原文段落 ->
========
民國八十二年八月二十八日,江月滿從媒體得知國內將舉辦首次的大型捐髓驗血活動,隔日一早,她騎機車從桃園縣新屋鄉一路駛往台大醫院,挽袖響應志願捐髓活動。

三年多後,一通來自慈濟的配對成功電話,再度喚起她當年的一片善心。
「我只有一個要求,就是不要告訴我的家人!」

江月滿不知捐髓前還有諸如抽血複驗、體檢、備血等繁複的過程,她似乎得隨時待命、等候通知;這些瑣事還好都可編理由請假,但最後三天的住院抽髓,她只好和同在工廠裏工作的姊姊坦言,並希望能為她保密,別讓母親擔心。

「說也奇怪,在確定捐髓之後,騎車時,竟開始留意起自己了;即使天熱,我也穿著外套,深怕萬一著了涼,就無法順利捐髓了!」一股微妙的生命連結湧上了江月滿的心頭。

民國八十六年五月七日,江月滿住進台大醫院,並首度與慈濟骨髓捐贈關懷小組的志工會面,她坦言當時很怕他們介紹慈濟、向她募款。

隔日進行抽髓手術。或許是受髓者才七個月大,讓她只捐出約三百西西的骨髓液;也或許是她經常性的捐血,新陳代謝功能良好。兩個小時後江月滿醒來,絲毫不覺痠疼。

住院期間,來自慈濟志工的關懷不斷──花、水果、補品……「就當在醫院裏度了三天兩夜的假期」。為此,江月滿對慈濟有了不同的看法,甚至主動想多了解慈濟。

捐髓後一個月,她決定加入慈濟會員,每月固定捐款,並且安排了一趟花蓮慈濟之行。「爸,我們來到花蓮了!」江月滿從懷裏掏出七年前因胰臟癌過世父親的照片,輕輕地在心頭喚著……

江月滿的父親生前就一直想去花蓮走走,這個想法隨著父親往生後懸在她心頭多年,藉此意料外的一分「髓緣」,江月滿不但認識了慈濟,也圓滿了一樁心願。

「雖不能說我三十歲後的人生是慈濟給的,但若非這次捐髓的因緣,我不可能認識慈濟,並在生命中產生重大影響…」江月滿說。

七年前曾伴隨父親走過抗癌的歷程,江月滿深切了解病人的需要與親屬的傷痛,當知曉王小弟弟目前免疫系統仍弱時,她毫不猶豫地說:「只要他還有需要,我隨時都可以再捐髓給他!」她說,捐髓若可以救人,豈能拒絕呢?

雖說骨髓移植已經完成,
但對王家來說,卻仍有一段漫長路要走……
光是一隻誤闖的蚊子,就足以驚動全家人!


民國八十六年五月八日,江月滿的骨髓被抽取出後,立即植入當時只有七個月大的小嬰孩王堂駿體內。在醫護人員與雙親細心的看護下,王小弟弟在五月二十七日離開了無菌室,七月十五日出院返家。

從事車床業務工作的王爸爸儘管年輕卻很細心,王堂駿出院後的病情狀況,他都一一詳載在記事本裏。「出院一個月後,王堂駿因高血壓引起腦病變再度入院,目前每個月都得返回台大醫院檢驗血球……」本子上洋洋灑灑的登載,似乎也記錄著王家一路走來的艱辛。
========
任務簡述 A ->
列出這篇捐髓文章中所有寫明月份與日期的日期,依原文寫法照錄。
任務簡述 B ->
請照抄這篇捐髓文章中從「民國八十六年五月七日,江月滿」一直到「識了慈濟,也圓滿了一樁心願。」的全部文字。
任務簡述 C ->
根據這篇捐髓文章,判斷下列各句是否與原文相符,回答「是」或「否」,並引用原文中作為依據的字句:
(i) 江月滿捐出約三百西西的骨髓液。
(ii) 江月滿在捐髓之前就已是慈濟會員。
(iii) 王堂駿於七月十五日出院返家。

[頁面版面解析資料]
========
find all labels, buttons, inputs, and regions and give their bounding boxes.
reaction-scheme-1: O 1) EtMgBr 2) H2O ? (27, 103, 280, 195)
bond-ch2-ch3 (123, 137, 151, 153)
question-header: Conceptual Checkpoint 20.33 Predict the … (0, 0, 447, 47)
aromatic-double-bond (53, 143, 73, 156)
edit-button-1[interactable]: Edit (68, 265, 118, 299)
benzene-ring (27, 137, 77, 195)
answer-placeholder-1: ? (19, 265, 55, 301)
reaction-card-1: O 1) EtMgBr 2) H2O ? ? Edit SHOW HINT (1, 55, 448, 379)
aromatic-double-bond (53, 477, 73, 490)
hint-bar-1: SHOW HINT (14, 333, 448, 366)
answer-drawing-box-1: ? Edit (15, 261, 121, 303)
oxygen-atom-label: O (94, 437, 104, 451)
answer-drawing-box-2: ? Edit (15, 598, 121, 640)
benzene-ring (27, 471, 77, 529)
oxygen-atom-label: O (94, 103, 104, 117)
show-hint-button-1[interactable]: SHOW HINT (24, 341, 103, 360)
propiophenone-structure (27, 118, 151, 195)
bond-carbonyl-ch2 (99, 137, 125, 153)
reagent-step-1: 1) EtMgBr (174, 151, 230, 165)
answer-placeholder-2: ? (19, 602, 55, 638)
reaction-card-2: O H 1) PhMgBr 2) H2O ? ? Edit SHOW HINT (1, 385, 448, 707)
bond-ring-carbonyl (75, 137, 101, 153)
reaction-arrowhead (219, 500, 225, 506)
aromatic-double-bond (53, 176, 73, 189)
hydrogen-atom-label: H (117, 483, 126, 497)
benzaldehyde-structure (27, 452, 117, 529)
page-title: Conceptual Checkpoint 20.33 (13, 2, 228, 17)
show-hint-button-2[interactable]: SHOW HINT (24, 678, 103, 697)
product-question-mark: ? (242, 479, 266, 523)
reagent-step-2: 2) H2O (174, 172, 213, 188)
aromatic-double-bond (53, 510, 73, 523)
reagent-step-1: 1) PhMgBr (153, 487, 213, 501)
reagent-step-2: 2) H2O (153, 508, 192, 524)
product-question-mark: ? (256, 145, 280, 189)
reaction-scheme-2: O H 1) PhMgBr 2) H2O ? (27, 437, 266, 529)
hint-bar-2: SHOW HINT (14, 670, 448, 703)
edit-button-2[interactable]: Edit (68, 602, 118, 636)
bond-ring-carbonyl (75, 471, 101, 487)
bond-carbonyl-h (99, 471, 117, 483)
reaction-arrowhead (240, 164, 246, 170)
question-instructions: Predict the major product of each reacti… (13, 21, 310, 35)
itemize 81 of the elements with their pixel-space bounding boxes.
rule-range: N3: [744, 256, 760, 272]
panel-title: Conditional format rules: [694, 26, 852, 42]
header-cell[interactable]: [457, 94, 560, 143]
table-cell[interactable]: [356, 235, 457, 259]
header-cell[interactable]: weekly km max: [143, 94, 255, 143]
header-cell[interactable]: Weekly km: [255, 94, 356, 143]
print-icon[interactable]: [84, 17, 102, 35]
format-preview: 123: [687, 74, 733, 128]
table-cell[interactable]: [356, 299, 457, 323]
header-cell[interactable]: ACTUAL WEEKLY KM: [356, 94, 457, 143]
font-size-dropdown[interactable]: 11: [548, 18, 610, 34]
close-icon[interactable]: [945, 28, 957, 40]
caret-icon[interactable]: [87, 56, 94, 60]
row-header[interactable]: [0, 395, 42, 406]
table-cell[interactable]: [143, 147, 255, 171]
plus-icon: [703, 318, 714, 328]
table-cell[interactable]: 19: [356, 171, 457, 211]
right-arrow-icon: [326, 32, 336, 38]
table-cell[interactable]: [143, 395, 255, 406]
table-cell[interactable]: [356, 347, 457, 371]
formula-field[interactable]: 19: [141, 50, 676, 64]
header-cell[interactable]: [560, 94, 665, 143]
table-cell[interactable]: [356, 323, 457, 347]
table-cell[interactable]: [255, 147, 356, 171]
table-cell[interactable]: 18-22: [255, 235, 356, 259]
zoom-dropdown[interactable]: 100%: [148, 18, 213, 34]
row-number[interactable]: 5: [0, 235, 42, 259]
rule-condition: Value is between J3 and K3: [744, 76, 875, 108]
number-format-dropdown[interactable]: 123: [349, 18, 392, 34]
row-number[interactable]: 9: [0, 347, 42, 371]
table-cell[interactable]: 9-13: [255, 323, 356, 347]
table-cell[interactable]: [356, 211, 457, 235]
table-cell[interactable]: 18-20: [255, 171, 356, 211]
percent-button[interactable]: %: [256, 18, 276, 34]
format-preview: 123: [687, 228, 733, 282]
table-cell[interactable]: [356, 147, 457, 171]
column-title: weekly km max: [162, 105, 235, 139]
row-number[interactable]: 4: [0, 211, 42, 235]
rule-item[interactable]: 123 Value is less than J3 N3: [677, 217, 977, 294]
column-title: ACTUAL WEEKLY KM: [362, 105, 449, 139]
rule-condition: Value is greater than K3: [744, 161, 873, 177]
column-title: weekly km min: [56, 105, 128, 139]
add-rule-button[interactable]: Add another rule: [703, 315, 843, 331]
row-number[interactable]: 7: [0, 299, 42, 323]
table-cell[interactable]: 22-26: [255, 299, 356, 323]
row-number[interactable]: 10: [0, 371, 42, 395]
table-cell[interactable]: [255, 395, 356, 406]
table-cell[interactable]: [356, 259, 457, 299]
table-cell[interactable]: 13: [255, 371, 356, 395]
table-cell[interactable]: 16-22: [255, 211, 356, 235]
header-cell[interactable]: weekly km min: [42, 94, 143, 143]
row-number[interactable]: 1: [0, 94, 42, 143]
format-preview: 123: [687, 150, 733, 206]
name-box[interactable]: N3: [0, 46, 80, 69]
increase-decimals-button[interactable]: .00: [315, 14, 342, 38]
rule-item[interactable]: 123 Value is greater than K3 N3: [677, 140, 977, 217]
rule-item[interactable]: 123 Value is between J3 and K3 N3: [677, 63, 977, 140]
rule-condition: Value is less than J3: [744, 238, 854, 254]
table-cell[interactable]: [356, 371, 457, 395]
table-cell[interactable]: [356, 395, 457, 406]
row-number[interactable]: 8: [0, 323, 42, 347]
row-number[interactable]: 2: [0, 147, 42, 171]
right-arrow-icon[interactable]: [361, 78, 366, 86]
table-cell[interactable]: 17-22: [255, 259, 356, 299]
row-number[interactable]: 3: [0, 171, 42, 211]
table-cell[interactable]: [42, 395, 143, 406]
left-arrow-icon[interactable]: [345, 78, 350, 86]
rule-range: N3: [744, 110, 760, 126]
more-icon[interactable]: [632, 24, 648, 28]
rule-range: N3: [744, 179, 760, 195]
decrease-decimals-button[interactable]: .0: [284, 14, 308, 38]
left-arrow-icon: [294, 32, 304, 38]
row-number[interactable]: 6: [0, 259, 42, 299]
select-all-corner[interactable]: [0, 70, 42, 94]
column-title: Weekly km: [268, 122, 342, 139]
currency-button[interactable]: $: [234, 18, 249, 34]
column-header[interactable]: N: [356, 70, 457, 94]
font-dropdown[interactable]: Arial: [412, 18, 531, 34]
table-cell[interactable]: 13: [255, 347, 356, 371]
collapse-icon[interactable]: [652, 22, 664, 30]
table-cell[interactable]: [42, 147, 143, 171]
========
作答欄 A ->
民國八十二年八月二十八日
民國八十六年五月七日
民國八十六年五月八日
五月二十七日
七月十五日

作答欄 B ->
民國八十六年五月七日,江月滿住進台大醫院,並首度與慈濟骨髓捐贈關懷小組的志工會面,她坦言當時很怕他們介紹慈濟、向她募款。

隔日進行抽髓手術。或許是受髓者才七個月大,讓她只捐出約三百西西的骨髓液;也或許是她經常性的捐血,新陳代謝功能良好。兩個小時後江月滿醒來,絲毫不覺痠疼。

住院期間,來自慈濟志工的關懷不斷──花、水果、補品……「就當在醫院裏度了三天兩夜的假期」。為此,江月滿對慈濟有了不同的看法,甚至主動想多了解慈濟。

捐髓後一個月,她決定加入慈濟會員,每月固定捐款,並且安排了一趟花蓮慈濟之行。「爸,我們來到花蓮了!」江月滿從懷裏掏出七年前因胰臟癌過世父親的照片,輕輕地在心頭喚著……

江月滿的父親生前就一直想去花蓮走走,這個想法隨著父親往生後懸在她心頭多年,藉此意料外的一分「髓緣」,江月滿不但認識了慈濟,也圓滿了一樁心願。

作答欄 C ->
(i) 是。「讓她只捐出約三百西西的骨髓液」
(ii) 否。「捐髓後一個月,她決定加入慈濟會員」
(iii) 是。「七月十五日出院返家」